**Stored entries:**
———

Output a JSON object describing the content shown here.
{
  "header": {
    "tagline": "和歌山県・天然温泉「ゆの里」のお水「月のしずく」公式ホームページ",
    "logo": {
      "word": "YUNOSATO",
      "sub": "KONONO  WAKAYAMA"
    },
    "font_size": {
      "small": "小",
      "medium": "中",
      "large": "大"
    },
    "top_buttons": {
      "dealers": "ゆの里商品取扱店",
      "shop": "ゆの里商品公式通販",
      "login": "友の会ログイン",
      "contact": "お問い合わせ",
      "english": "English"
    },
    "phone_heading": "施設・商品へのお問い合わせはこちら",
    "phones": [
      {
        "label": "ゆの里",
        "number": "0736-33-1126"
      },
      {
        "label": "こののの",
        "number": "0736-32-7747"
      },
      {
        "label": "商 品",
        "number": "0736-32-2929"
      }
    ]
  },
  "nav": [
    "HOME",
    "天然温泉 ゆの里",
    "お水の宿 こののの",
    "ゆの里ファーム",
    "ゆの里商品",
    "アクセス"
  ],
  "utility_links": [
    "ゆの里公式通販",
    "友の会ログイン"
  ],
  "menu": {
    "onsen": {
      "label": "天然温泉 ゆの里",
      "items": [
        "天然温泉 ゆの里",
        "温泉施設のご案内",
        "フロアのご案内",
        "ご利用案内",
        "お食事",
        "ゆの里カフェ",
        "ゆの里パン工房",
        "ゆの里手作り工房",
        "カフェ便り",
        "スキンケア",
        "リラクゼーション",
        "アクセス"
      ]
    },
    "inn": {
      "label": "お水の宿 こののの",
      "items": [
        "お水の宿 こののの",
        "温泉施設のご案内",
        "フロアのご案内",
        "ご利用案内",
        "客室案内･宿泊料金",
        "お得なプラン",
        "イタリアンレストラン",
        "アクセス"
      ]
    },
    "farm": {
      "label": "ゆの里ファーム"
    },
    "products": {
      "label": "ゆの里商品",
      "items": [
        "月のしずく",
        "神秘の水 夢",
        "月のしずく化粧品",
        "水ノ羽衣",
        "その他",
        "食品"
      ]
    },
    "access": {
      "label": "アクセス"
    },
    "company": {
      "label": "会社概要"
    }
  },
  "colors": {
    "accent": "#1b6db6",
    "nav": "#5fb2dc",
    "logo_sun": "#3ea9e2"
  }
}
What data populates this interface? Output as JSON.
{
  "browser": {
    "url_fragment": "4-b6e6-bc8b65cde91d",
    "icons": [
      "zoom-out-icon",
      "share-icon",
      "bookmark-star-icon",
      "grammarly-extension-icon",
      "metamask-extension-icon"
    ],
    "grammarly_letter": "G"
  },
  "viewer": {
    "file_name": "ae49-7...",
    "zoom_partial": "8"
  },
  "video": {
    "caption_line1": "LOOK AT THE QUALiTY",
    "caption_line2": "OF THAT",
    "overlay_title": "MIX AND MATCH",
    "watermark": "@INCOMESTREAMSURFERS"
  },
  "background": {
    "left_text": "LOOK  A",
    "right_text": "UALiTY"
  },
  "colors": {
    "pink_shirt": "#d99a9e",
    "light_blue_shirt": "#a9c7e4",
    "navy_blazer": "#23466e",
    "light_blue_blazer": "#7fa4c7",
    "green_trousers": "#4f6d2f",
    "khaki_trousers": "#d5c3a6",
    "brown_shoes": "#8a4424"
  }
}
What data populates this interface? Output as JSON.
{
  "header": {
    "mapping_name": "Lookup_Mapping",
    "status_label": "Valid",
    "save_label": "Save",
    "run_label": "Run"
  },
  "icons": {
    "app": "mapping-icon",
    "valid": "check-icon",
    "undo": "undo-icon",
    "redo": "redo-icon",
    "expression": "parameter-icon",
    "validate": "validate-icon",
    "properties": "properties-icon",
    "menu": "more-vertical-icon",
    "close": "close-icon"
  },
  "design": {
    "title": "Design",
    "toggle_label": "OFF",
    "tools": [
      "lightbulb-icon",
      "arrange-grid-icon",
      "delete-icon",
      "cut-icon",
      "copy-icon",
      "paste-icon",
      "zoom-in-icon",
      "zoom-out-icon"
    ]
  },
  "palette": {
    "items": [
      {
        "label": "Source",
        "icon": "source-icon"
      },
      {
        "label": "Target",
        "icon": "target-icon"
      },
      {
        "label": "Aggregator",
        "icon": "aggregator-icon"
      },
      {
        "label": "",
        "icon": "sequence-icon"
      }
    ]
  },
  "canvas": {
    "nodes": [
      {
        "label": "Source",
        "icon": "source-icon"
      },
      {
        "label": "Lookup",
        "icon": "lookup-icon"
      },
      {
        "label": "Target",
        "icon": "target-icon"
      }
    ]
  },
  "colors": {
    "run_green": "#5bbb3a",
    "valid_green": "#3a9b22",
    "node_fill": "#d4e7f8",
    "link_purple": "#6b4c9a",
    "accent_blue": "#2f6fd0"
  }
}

———

**Work to complete:** Return all of the data exactly as it reads.

**Output for this task:**
Output a JSON object describing the content shown here.
{
  "header": {
    "tagline": "和歌山県・天然温泉「ゆの里」のお水「月のしずく」公式ホームページ",
    "logo": {
      "word": "YUNOSATO",
      "sub": "KONONO  WAKAYAMA"
    },
    "font_size": {
      "small": "小",
      "medium": "中",
      "large": "大"
    },
    "top_buttons": {
      "dealers": "ゆの里商品取扱店",
      "shop": "ゆの里商品公式通販",
      "login": "友の会ログイン",
      "contact": "お問い合わせ",
      "english": "English"
    },
    "phone_heading": "施設・商品へのお問い合わせはこちら",
    "phones": [
      {
        "label": "ゆの里",
        "number": "0736-33-1126"
      },
      {
        "label": "こののの",
        "number": "0736-32-7747"
      },
      {
        "label": "商 品",
        "number": "0736-32-2929"
      }
    ]
  },
  "nav": [
    "HOME",
    "天然温泉 ゆの里",
    "お水の宿 こののの",
    "ゆの里ファーム",
    "ゆの里商品",
    "アクセス"
  ],
  "utility_links": [
    "ゆの里公式通販",
    "友の会ログイン"
  ],
  "menu": {
    "onsen": {
      "label": "天然温泉 ゆの里",
      "items": [
        "天然温泉 ゆの里",
        "温泉施設のご案内",
        "フロアのご案内",
        "ご利用案内",
        "お食事",
        "ゆの里カフェ",
        "ゆの里パン工房",
        "ゆの里手作り工房",
        "カフェ便り",
        "スキンケア",
        "リラクゼーション",
        "アクセス"
      ]
    },
    "inn": {
      "label": "お水の宿 こののの",
      "items": [
        "お水の宿 こののの",
        "温泉施設のご案内",
        "フロアのご案内",
        "ご利用案内",
        "客室案内･宿泊料金",
        "お得なプラン",
        "イタリアンレストラン",
        "アクセス"
      ]
    },
    "farm": {
      "label": "ゆの里ファーム"
    },
    "products": {
      "label": "ゆの里商品",
      "items": [
        "月のしずく",
        "神秘の水 夢",
        "月のしずく化粧品",
        "水ノ羽衣",
        "その他",
        "食品"
      ]
    },
    "access": {
      "label": "アクセス"
    },
    "company": {
      "label": "会社概要"
    }
  },
  "colors": {
    "accent": "#1b6db6",
    "nav": "#5fb2dc",
    "logo_sun": "#3ea9e2"
  }
}
What data populates this interface? Output as JSON.
{
  "browser": {
    "url_fragment": "4-b6e6-bc8b65cde91d",
    "icons": [
      "zoom-out-icon",
      "share-icon",
      "bookmark-star-icon",
      "grammarly-extension-icon",
      "metamask-extension-icon"
    ],
    "grammarly_letter": "G"
  },
  "viewer": {
    "file_name": "ae49-7...",
    "zoom_partial": "8"
  },
  "video": {
    "caption_line1": "LOOK AT THE QUALiTY",
    "caption_line2": "OF THAT",
    "overlay_title": "MIX AND MATCH",
    "watermark": "@INCOMESTREAMSURFERS"
  },
  "background": {
    "left_text": "LOOK  A",
    "right_text": "UALiTY"
  },
  "colors": {
    "pink_shirt": "#d99a9e",
    "light_blue_shirt": "#a9c7e4",
    "navy_blazer": "#23466e",
    "light_blue_blazer": "#7fa4c7",
    "green_trousers": "#4f6d2f",
    "khaki_trousers": "#d5c3a6",
    "brown_shoes": "#8a4424"
  }
}
What data populates this interface? Output as JSON.
{
  "header": {
    "mapping_name": "Lookup_Mapping",
    "status_label": "Valid",
    "save_label": "Save",
    "run_label": "Run"
  },
  "icons": {
    "app": "mapping-icon",
    "valid": "check-icon",
    "undo": "undo-icon",
    "redo": "redo-icon",
    "expression": "parameter-icon",
    "validate": "validate-icon",
    "properties": "properties-icon",
    "menu": "more-vertical-icon",
    "close": "close-icon"
  },
  "design": {
    "title": "Design",
    "toggle_label": "OFF",
    "tools": [
      "lightbulb-icon",
      "arrange-grid-icon",
      "delete-icon",
      "cut-icon",
      "copy-icon",
      "paste-icon",
      "zoom-in-icon",
      "zoom-out-icon"
    ]
  },
  "palette": {
    "items": [
      {
        "label": "Source",
        "icon": "source-icon"
      },
      {
        "label": "Target",
        "icon": "target-icon"
      },
      {
        "label": "Aggregator",
        "icon": "aggregator-icon"
      },
      {
        "label": "",
        "icon": "sequence-icon"
      }
    ]
  },
  "canvas": {
    "nodes": [
      {
        "label": "Source",
        "icon": "source-icon"
      },
      {
        "label": "Lookup",
        "icon": "lookup-icon"
      },
      {
        "label": "Target",
        "icon": "target-icon"
      }
    ]
  },
  "colors": {
    "run_green": "#5bbb3a",
    "valid_green": "#3a9b22",
    "node_fill": "#d4e7f8",
    "link_purple": "#6b4c9a",
    "accent_blue": "#2f6fd0"
  }
}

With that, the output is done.